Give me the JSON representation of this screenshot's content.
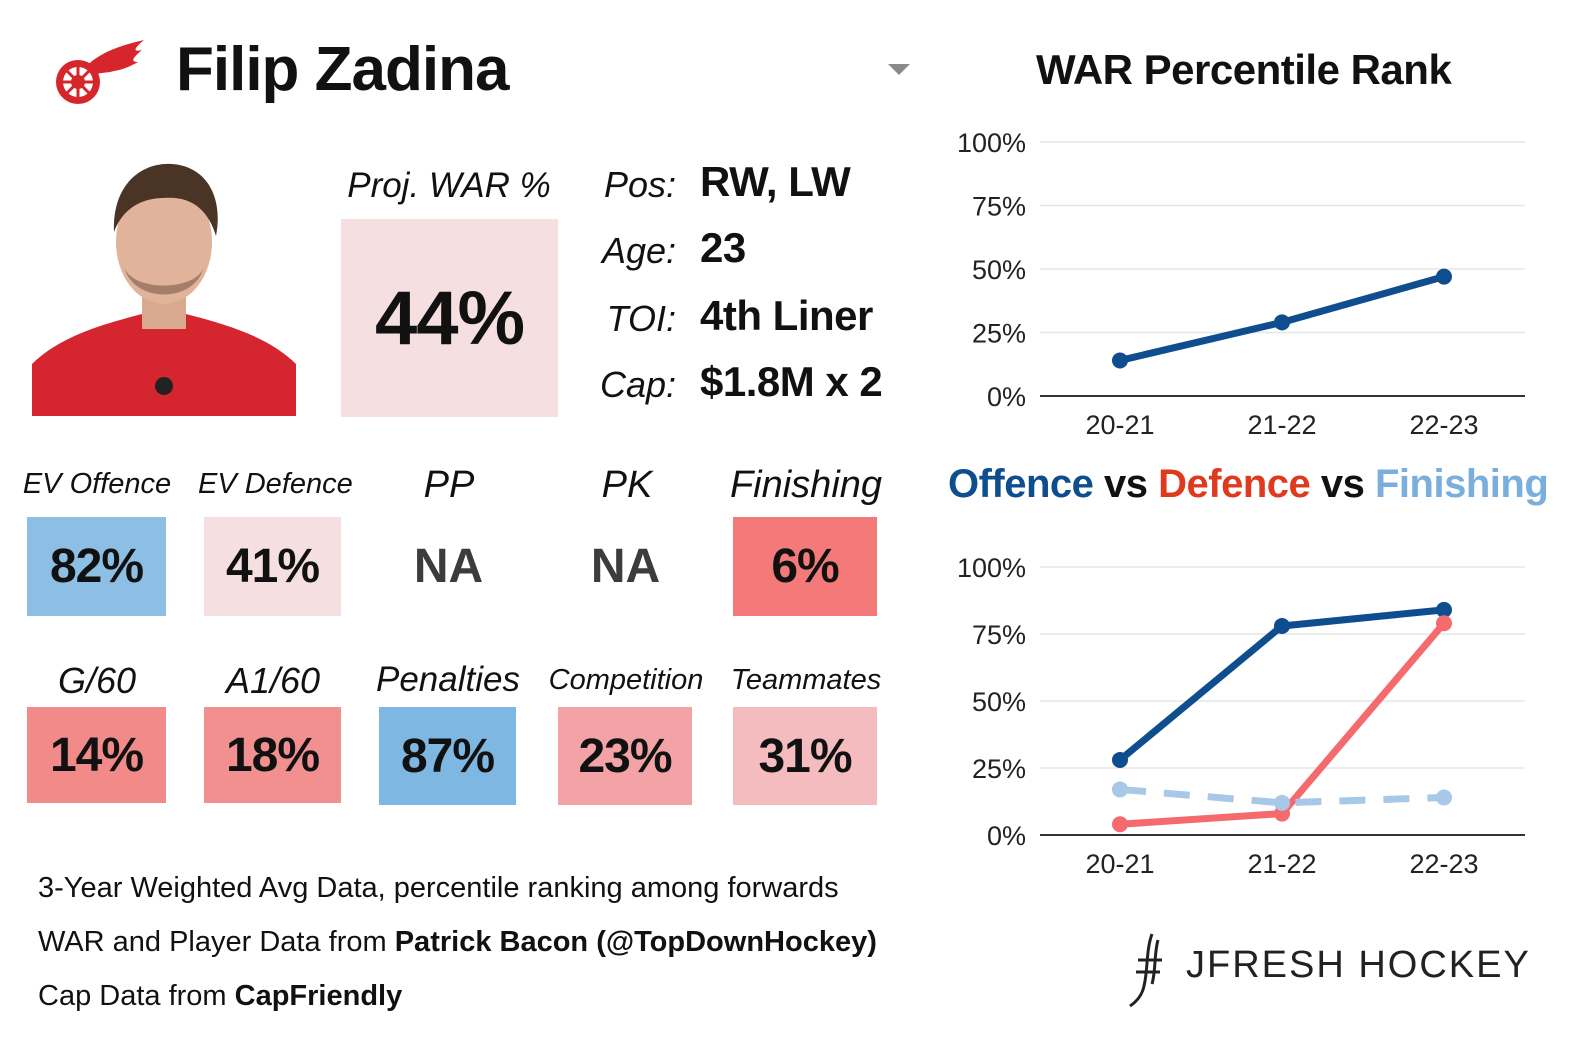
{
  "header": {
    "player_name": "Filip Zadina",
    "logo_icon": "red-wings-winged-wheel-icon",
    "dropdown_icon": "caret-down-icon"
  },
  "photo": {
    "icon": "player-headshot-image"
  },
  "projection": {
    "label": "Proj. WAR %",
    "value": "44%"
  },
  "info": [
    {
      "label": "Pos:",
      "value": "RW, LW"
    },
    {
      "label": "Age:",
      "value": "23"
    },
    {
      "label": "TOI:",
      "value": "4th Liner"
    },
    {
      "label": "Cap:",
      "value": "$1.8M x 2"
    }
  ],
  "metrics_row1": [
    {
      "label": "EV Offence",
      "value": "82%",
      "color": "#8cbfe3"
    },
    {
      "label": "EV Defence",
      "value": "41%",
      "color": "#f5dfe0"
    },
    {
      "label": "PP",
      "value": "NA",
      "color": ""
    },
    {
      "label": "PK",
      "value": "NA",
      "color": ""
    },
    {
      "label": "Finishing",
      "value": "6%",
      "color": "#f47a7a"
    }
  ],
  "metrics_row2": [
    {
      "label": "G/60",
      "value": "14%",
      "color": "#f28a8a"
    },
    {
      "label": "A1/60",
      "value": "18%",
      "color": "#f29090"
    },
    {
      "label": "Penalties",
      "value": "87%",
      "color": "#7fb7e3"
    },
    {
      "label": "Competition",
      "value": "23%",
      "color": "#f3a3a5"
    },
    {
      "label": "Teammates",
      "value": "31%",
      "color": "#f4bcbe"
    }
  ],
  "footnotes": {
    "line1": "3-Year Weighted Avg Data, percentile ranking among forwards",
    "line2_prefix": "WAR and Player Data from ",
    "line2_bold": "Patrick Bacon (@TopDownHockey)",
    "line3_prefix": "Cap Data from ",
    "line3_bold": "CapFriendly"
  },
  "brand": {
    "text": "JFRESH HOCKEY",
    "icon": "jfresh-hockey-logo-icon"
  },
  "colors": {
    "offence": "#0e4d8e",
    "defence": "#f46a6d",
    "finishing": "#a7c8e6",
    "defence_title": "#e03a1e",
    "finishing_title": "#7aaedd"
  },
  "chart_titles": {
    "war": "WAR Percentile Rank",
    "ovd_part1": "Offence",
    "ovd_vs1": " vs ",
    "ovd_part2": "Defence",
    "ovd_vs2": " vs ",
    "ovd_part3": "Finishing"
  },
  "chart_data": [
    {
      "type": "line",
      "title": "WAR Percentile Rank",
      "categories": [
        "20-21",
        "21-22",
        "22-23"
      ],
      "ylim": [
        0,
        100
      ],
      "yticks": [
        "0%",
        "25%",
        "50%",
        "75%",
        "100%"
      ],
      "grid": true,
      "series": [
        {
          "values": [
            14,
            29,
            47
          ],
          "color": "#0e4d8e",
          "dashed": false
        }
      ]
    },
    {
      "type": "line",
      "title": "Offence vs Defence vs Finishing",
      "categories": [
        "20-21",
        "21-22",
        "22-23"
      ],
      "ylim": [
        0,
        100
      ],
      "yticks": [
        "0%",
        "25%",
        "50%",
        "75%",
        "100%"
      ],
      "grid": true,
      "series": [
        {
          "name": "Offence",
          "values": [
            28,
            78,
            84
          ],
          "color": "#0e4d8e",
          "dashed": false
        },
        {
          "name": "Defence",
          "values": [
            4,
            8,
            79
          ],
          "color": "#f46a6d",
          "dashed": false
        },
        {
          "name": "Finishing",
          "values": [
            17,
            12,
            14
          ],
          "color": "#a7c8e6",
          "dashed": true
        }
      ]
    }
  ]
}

★ ★ ★ ★

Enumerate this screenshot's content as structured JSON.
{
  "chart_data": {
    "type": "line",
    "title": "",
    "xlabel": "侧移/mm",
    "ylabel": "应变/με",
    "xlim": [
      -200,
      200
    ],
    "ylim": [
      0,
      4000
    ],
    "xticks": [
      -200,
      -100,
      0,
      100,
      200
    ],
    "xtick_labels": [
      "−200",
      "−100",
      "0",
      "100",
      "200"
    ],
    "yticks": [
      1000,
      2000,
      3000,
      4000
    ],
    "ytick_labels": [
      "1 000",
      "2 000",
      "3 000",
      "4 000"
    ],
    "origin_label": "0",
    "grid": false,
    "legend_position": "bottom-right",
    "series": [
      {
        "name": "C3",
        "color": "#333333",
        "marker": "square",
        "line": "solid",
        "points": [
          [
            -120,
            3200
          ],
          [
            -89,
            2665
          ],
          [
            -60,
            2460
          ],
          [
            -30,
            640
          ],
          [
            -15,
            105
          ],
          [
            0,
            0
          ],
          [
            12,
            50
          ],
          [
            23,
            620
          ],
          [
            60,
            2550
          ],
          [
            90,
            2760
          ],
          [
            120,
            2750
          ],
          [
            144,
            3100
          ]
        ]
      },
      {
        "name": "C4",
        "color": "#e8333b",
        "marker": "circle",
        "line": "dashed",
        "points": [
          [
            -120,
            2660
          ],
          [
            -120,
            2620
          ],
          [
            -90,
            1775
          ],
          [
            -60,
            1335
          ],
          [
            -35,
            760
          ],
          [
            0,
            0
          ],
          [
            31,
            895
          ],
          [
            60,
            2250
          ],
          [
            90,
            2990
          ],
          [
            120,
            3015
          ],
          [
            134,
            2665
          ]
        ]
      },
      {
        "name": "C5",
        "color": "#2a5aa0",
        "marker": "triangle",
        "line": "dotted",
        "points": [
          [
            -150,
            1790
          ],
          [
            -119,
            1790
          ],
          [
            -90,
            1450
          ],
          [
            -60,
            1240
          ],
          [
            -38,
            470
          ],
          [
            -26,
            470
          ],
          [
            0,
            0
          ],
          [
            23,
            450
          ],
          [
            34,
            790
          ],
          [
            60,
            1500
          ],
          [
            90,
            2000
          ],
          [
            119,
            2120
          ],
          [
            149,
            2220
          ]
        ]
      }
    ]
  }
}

★ ★ ★ ★

__Task brief__:
Among the lines above, determine how many hold the word "from"; report the figure alone.

__Exercise output__:
2